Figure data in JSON
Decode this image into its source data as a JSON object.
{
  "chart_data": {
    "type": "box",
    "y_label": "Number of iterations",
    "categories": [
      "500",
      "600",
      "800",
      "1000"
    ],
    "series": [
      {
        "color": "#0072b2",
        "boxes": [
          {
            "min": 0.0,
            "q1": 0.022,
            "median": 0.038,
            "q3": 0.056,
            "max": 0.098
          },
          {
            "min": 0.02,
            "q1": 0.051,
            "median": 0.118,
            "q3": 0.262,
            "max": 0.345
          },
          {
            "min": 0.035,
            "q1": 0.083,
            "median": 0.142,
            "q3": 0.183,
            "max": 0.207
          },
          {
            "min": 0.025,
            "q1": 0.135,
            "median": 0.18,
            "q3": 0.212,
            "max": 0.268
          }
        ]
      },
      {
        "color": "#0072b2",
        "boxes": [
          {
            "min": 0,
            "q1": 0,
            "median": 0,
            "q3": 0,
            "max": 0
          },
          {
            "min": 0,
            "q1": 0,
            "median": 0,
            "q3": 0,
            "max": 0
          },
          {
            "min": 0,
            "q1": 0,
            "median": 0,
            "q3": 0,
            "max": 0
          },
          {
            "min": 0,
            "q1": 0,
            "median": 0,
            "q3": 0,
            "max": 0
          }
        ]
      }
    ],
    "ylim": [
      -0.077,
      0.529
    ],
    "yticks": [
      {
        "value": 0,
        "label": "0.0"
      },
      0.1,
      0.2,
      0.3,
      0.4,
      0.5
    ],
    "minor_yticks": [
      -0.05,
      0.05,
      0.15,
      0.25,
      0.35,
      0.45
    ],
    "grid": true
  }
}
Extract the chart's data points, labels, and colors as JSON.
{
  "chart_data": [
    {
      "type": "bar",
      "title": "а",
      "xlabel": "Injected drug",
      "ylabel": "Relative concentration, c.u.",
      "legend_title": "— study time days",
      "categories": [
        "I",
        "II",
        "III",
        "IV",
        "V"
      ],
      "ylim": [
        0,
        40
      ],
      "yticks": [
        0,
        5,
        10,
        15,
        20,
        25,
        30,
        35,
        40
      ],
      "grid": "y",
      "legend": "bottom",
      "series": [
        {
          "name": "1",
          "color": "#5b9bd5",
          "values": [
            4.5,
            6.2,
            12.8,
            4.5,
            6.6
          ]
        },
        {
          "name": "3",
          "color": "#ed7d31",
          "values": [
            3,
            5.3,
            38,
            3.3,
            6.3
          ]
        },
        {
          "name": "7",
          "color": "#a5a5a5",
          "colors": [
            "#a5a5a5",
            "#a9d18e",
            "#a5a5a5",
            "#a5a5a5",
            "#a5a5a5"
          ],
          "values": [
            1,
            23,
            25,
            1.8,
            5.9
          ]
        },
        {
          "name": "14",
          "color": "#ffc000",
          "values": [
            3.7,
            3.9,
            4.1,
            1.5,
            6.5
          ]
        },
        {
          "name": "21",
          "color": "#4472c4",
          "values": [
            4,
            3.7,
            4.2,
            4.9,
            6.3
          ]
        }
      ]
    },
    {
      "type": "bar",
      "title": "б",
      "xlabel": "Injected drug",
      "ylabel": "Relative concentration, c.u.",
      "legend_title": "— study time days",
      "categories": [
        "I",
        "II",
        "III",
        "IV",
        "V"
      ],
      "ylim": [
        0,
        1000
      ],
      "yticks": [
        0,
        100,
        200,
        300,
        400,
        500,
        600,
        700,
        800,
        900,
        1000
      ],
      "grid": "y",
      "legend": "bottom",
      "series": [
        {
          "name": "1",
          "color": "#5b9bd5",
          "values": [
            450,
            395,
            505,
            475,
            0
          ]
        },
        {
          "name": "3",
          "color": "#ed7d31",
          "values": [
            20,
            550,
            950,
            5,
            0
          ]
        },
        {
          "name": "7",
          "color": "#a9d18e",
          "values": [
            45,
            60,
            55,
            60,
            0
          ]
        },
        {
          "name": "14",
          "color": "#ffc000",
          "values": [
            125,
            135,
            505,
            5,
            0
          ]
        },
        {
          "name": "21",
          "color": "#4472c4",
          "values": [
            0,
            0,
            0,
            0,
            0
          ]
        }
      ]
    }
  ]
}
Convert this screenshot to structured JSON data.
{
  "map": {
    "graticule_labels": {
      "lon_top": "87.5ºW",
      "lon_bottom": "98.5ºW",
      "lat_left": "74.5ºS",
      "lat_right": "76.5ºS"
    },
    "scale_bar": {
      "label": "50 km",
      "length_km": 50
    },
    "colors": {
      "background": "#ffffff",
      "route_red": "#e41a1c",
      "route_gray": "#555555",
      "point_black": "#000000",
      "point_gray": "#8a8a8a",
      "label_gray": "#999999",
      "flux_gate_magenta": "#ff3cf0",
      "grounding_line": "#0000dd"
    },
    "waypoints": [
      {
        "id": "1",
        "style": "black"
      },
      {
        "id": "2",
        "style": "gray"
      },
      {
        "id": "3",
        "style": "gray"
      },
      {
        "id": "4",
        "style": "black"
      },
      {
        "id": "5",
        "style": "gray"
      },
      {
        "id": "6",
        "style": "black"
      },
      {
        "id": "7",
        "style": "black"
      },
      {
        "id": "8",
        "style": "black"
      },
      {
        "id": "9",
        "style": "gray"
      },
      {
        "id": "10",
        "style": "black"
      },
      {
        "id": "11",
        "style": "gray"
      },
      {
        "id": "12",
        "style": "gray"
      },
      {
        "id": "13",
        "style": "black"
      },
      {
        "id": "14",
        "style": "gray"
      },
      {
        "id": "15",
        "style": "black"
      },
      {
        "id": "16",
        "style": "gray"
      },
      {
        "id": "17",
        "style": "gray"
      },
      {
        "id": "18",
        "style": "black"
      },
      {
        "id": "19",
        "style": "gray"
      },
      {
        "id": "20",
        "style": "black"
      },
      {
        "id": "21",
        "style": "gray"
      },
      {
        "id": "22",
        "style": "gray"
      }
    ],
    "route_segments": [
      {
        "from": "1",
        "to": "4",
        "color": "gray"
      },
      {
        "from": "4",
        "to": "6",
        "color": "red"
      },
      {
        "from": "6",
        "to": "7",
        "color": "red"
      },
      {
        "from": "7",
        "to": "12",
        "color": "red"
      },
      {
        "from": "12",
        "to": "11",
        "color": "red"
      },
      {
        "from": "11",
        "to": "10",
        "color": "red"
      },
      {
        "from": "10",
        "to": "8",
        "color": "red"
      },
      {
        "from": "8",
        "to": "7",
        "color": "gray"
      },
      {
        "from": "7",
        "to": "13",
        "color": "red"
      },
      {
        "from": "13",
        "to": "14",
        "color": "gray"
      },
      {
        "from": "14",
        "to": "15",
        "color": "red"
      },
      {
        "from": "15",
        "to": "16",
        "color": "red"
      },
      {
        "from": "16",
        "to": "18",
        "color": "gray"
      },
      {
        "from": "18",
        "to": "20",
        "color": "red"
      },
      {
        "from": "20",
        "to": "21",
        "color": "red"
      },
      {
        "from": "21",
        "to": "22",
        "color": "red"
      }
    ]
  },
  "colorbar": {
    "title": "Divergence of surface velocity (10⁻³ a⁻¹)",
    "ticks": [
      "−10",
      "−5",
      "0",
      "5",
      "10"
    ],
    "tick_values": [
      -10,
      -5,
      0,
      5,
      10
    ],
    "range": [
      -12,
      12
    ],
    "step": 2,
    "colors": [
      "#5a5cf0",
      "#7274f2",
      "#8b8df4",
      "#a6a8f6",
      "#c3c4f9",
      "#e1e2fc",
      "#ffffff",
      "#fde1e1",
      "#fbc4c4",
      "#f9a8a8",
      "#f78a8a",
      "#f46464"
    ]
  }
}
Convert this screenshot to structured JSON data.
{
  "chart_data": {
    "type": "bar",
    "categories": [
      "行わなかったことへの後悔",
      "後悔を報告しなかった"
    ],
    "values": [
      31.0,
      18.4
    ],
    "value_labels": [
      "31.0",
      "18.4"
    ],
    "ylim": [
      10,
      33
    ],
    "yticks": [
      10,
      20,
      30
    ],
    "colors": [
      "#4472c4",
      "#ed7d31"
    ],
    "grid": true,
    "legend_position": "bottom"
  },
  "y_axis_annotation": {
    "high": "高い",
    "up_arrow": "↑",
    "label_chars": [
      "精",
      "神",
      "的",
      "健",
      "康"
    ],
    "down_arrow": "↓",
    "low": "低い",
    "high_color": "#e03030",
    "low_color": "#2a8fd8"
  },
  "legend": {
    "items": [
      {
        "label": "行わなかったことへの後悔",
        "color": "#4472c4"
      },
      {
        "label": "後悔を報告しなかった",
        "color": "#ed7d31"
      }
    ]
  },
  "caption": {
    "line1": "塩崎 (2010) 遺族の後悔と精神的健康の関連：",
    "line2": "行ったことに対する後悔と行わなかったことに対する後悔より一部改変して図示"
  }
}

Requirement:
Copy every line of the listing that includes the string "colors".

Solution for this problem:
Extract the chart's data points, labels, and colors as JSON.
          "colors": [
    "colors": {
    "colors": [
    "colors": [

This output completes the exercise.